» Given exercise: Write out the whole listing, matching it exactly.

[Stored data entries]
▼
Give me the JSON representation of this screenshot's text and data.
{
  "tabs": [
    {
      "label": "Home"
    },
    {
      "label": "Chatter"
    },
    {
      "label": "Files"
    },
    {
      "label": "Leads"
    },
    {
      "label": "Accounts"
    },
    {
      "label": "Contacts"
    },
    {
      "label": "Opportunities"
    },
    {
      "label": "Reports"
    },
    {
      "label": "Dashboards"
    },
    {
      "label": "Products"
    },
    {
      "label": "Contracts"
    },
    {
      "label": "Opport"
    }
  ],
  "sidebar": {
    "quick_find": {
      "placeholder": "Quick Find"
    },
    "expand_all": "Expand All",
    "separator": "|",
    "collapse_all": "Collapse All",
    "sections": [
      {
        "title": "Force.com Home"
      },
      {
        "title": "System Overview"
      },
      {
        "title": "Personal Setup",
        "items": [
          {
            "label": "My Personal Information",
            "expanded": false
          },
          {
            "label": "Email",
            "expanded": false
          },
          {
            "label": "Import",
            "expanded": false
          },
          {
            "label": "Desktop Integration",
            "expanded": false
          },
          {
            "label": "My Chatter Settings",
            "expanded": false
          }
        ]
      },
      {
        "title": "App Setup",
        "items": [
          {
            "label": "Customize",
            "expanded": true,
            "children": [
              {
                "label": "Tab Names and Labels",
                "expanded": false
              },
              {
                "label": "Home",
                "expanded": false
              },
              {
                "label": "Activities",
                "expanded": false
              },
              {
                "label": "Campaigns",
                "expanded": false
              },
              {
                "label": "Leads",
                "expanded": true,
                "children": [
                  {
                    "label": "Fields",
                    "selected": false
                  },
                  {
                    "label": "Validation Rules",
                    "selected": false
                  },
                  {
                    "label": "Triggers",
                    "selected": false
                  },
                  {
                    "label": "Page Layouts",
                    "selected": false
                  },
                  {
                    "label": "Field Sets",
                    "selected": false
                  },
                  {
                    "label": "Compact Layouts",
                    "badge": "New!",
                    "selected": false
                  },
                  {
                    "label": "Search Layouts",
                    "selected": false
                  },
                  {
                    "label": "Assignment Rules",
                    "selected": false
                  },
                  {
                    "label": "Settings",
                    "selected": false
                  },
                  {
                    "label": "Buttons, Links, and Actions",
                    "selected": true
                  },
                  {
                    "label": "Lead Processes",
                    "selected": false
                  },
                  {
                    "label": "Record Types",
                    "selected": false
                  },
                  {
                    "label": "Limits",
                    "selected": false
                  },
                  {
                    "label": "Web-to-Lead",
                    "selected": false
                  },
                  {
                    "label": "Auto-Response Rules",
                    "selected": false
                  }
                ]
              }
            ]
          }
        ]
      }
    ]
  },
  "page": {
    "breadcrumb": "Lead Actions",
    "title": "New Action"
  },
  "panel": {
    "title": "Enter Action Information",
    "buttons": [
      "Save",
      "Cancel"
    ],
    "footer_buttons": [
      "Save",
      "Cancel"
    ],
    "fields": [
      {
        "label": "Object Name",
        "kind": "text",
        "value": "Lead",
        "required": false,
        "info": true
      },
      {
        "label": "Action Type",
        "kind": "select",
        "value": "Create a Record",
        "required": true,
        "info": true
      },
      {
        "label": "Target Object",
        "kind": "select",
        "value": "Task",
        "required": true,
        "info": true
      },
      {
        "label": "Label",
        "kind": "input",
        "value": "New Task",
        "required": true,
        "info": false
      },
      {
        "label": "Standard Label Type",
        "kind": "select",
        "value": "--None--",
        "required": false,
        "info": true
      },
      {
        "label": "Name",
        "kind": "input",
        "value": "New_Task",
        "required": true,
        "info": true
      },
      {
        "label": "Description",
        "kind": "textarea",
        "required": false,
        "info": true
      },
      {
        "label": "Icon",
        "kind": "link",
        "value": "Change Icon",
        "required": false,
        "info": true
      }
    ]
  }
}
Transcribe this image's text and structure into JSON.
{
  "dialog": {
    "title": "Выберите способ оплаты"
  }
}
▲
» Task result:
Give me the JSON representation of this screenshot's text and data.
{
  "tabs": [
    {
      "label": "Home"
    },
    {
      "label": "Chatter"
    },
    {
      "label": "Files"
    },
    {
      "label": "Leads"
    },
    {
      "label": "Accounts"
    },
    {
      "label": "Contacts"
    },
    {
      "label": "Opportunities"
    },
    {
      "label": "Reports"
    },
    {
      "label": "Dashboards"
    },
    {
      "label": "Products"
    },
    {
      "label": "Contracts"
    },
    {
      "label": "Opport"
    }
  ],
  "sidebar": {
    "quick_find": {
      "placeholder": "Quick Find"
    },
    "expand_all": "Expand All",
    "separator": "|",
    "collapse_all": "Collapse All",
    "sections": [
      {
        "title": "Force.com Home"
      },
      {
        "title": "System Overview"
      },
      {
        "title": "Personal Setup",
        "items": [
          {
            "label": "My Personal Information",
            "expanded": false
          },
          {
            "label": "Email",
            "expanded": false
          },
          {
            "label": "Import",
            "expanded": false
          },
          {
            "label": "Desktop Integration",
            "expanded": false
          },
          {
            "label": "My Chatter Settings",
            "expanded": false
          }
        ]
      },
      {
        "title": "App Setup",
        "items": [
          {
            "label": "Customize",
            "expanded": true,
            "children": [
              {
                "label": "Tab Names and Labels",
                "expanded": false
              },
              {
                "label": "Home",
                "expanded": false
              },
              {
                "label": "Activities",
                "expanded": false
              },
              {
                "label": "Campaigns",
                "expanded": false
              },
              {
                "label": "Leads",
                "expanded": true,
                "children": [
                  {
                    "label": "Fields",
                    "selected": false
                  },
                  {
                    "label": "Validation Rules",
                    "selected": false
                  },
                  {
                    "label": "Triggers",
                    "selected": false
                  },
                  {
                    "label": "Page Layouts",
                    "selected": false
                  },
                  {
                    "label": "Field Sets",
                    "selected": false
                  },
                  {
                    "label": "Compact Layouts",
                    "badge": "New!",
                    "selected": false
                  },
                  {
                    "label": "Search Layouts",
                    "selected": false
                  },
                  {
                    "label": "Assignment Rules",
                    "selected": false
                  },
                  {
                    "label": "Settings",
                    "selected": false
                  },
                  {
                    "label": "Buttons, Links, and Actions",
                    "selected": true
                  },
                  {
                    "label": "Lead Processes",
                    "selected": false
                  },
                  {
                    "label": "Record Types",
                    "selected": false
                  },
                  {
                    "label": "Limits",
                    "selected": false
                  },
                  {
                    "label": "Web-to-Lead",
                    "selected": false
                  },
                  {
                    "label": "Auto-Response Rules",
                    "selected": false
                  }
                ]
              }
            ]
          }
        ]
      }
    ]
  },
  "page": {
    "breadcrumb": "Lead Actions",
    "title": "New Action"
  },
  "panel": {
    "title": "Enter Action Information",
    "buttons": [
      "Save",
      "Cancel"
    ],
    "footer_buttons": [
      "Save",
      "Cancel"
    ],
    "fields": [
      {
        "label": "Object Name",
        "kind": "text",
        "value": "Lead",
        "required": false,
        "info": true
      },
      {
        "label": "Action Type",
        "kind": "select",
        "value": "Create a Record",
        "required": true,
        "info": true
      },
      {
        "label": "Target Object",
        "kind": "select",
        "value": "Task",
        "required": true,
        "info": true
      },
      {
        "label": "Label",
        "kind": "input",
        "value": "New Task",
        "required": true,
        "info": false
      },
      {
        "label": "Standard Label Type",
        "kind": "select",
        "value": "--None--",
        "required": false,
        "info": true
      },
      {
        "label": "Name",
        "kind": "input",
        "value": "New_Task",
        "required": true,
        "info": true
      },
      {
        "label": "Description",
        "kind": "textarea",
        "required": false,
        "info": true
      },
      {
        "label": "Icon",
        "kind": "link",
        "value": "Change Icon",
        "required": false,
        "info": true
      }
    ]
  }
}
Transcribe this image's text and structure into JSON.
{
  "dialog": {
    "title": "Выберите способ оплаты"
  }
}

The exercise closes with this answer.